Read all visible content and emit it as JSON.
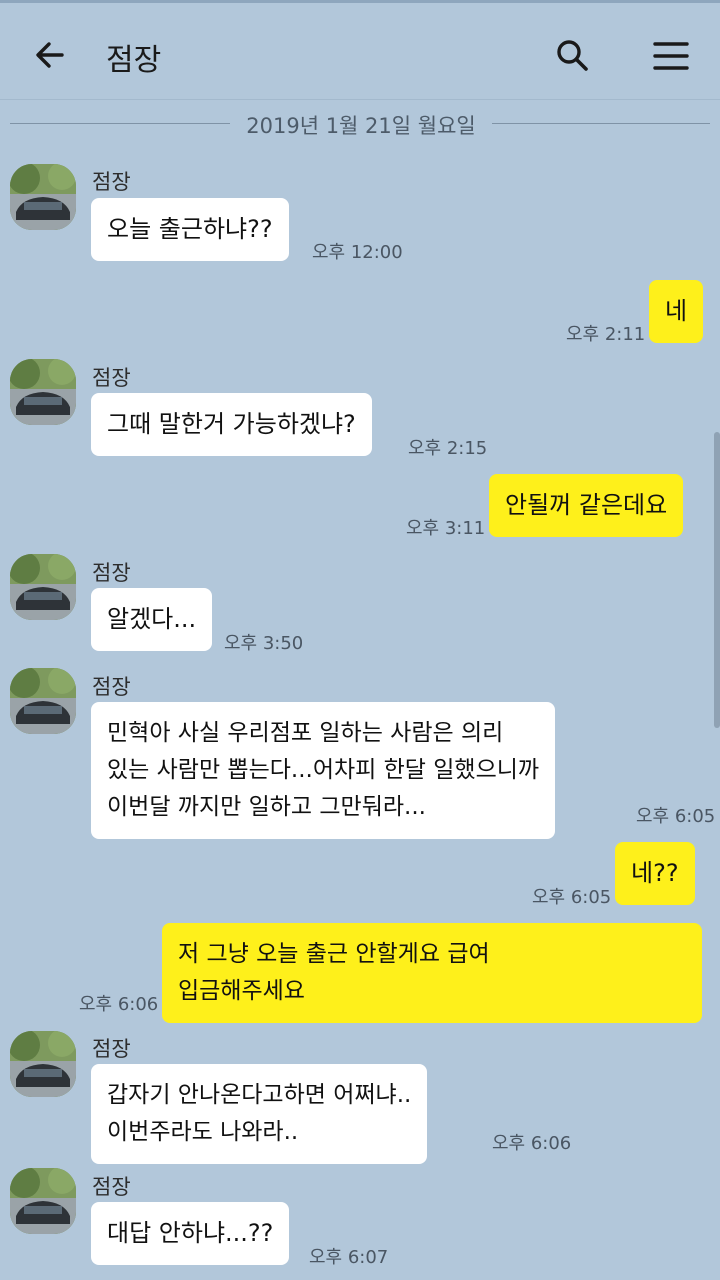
{
  "header": {
    "title": "점장",
    "back_icon": "arrow-left-icon",
    "search_icon": "search-icon",
    "menu_icon": "hamburger-menu-icon"
  },
  "date_divider": "2019년 1월 21일 월요일",
  "colors": {
    "background": "#b2c7da",
    "incoming_bubble": "#ffffff",
    "outgoing_bubble": "#fef01b"
  },
  "messages": [
    {
      "sender": "점장",
      "text": "오늘 출근하냐??",
      "time": "오후 12:00"
    },
    {
      "text": "네",
      "time": "오후 2:11"
    },
    {
      "sender": "점장",
      "text": "그때 말한거 가능하겠냐?",
      "time": "오후 2:15"
    },
    {
      "text": "안될꺼 같은데요",
      "time": "오후 3:11"
    },
    {
      "sender": "점장",
      "text": "알겠다...",
      "time": "오후 3:50"
    },
    {
      "sender": "점장",
      "text": "민혁아 사실 우리점포 일하는 사람은 의리\n있는 사람만 뽑는다...어차피 한달 일했으니까\n이번달 까지만 일하고 그만둬라...",
      "time": "오후 6:05"
    },
    {
      "text": "네??",
      "time": "오후 6:05"
    },
    {
      "text": "저 그냥 오늘 출근 안할게요 급여\n입금해주세요",
      "time": "오후 6:06"
    },
    {
      "sender": "점장",
      "text": "갑자기 안나온다고하면 어쩌냐..\n이번주라도 나와라..",
      "time": "오후 6:06"
    },
    {
      "sender": "점장",
      "text": "대답 안하냐...??",
      "time": "오후 6:07"
    }
  ]
}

- _Aim_
Take every line containing the word "icon" and copy it.

- _Output of the task_
    "back_icon": "arrow-left-icon",
    "search_icon": "search-icon",
    "menu_icon": "hamburger-menu-icon"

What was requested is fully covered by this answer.